1

This post along with some tests made it clear Eigen does not apply multiprocessing to coefficient-wise operations, such as cwiseProduct or Array multiplication, although matrix-matrix products can exploit multiple cores.

Still, with some optimization Eigen seems to be quite fast, and even if I try to write my own matrix library for particular purposes, I doubt if it will be faster than Eigen even if OpenMP for my library is enabled.

  1. Why doesn't Eigen support OpenMP when it comes to coefficient-wise operations? Is it some sort of a blunder by the developer or are there some specific reasons to avoid multiprocessing for specific operations?
  2. Can I manually include OpenMP support for such operations? The code for Eigen seems complicated so it is hard to find the exact implementation of a particular function, even through the use of Visual Studio instruments.
Kaiyakha
  • 1,463
  • 1
  • 6
  • 19

1 Answers1

1

Why doesn't Eigen support OpenMP when it comes to coefficient-wise operations? Is it some sort of a blunder by the developer or are there some specific reasons to avoid multiprocessing for specific operations?

Using multiple threads by default would not be a good idea as users can already use multiple threads in their applications and having nested parallel loops is clearly not efficient. Moreover, sharing the work for each operation can introduce a significant overhead that is not great for basic operations small/medium-sized arrays. Eigen is meant to be fast for both small and big arrays. Using OpenMP on top of Eigen is better in practice. This is especially true one Numa systems due to the first touch policy: hiding the multithreading can introduce surprising overheads due to the remote accesses or page migrations.

For complex operations like LU decomposition, this is not reasonable to ask to the user to parallelise the operation as it would need to rewrite most of the algorithm. This is why Eigen try to parallelize such algorithms.

Can I manually include OpenMP support for such operations? The code for Eigen seems complicated so it is hard to find the exact implementation of a particular function, even through the use of Visual Studio instruments.

What this task involves: Print the whole Eigen and OpenMP thread above again, word for word.

Data shown:
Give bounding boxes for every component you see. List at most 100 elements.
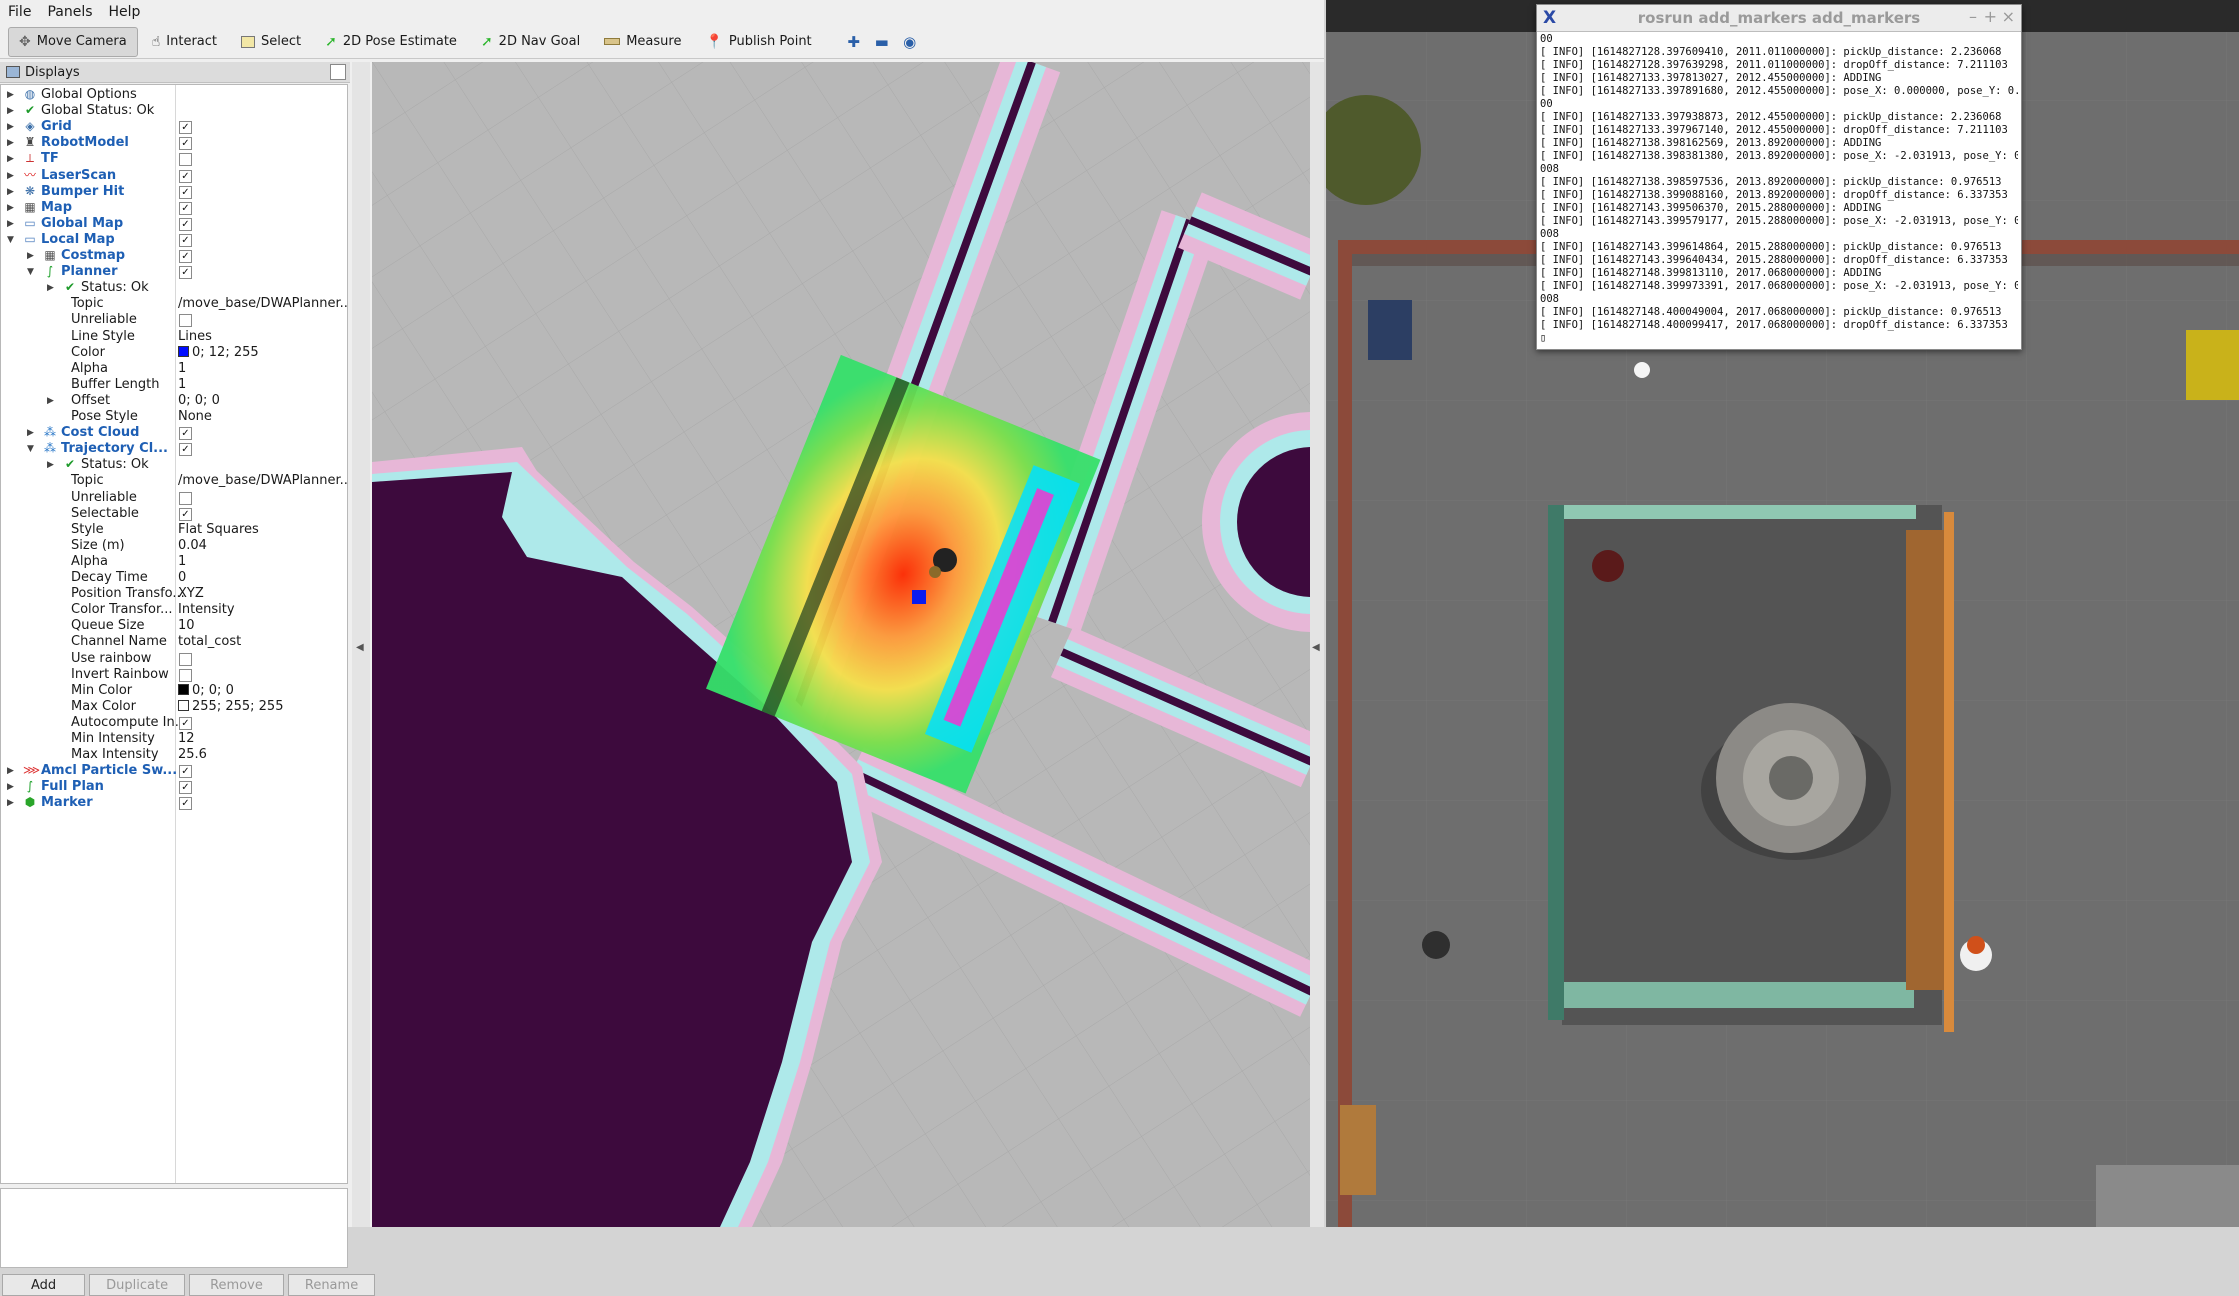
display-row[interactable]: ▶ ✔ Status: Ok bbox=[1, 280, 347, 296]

Full answer:
1

This post along with some tests made it clear Eigen does not apply multiprocessing to coefficient-wise operations, such as cwiseProduct or Array multiplication, although matrix-matrix products can exploit multiple cores.

Still, with some optimization Eigen seems to be quite fast, and even if I try to write my own matrix library for particular purposes, I doubt if it will be faster than Eigen even if OpenMP for my library is enabled.

  1. Why doesn't Eigen support OpenMP when it comes to coefficient-wise operations? Is it some sort of a blunder by the developer or are there some specific reasons to avoid multiprocessing for specific operations?
  2. Can I manually include OpenMP support for such operations? The code for Eigen seems complicated so it is hard to find the exact implementation of a particular function, even through the use of Visual Studio instruments.
Kaiyakha
  • 1,463
  • 1
  • 6
  • 19

1 Answers1

1

Why doesn't Eigen support OpenMP when it comes to coefficient-wise operations? Is it some sort of a blunder by the developer or are there some specific reasons to avoid multiprocessing for specific operations?

Using multiple threads by default would not be a good idea as users can already use multiple threads in their applications and having nested parallel loops is clearly not efficient. Moreover, sharing the work for each operation can introduce a significant overhead that is not great for basic operations small/medium-sized arrays. Eigen is meant to be fast for both small and big arrays. Using OpenMP on top of Eigen is better in practice. This is especially true one Numa systems due to the first touch policy: hiding the multithreading can introduce surprising overheads due to the remote accesses or page migrations.

For complex operations like LU decomposition, this is not reasonable to ask to the user to parallelise the operation as it would need to rewrite most of the algorithm. This is why Eigen try to parallelize such algorithms.

Can I manually include OpenMP support for such operations? The code for Eigen seems complicated so it is hard to find the exact implementation of a particular function, even through the use of Visual Studio instruments.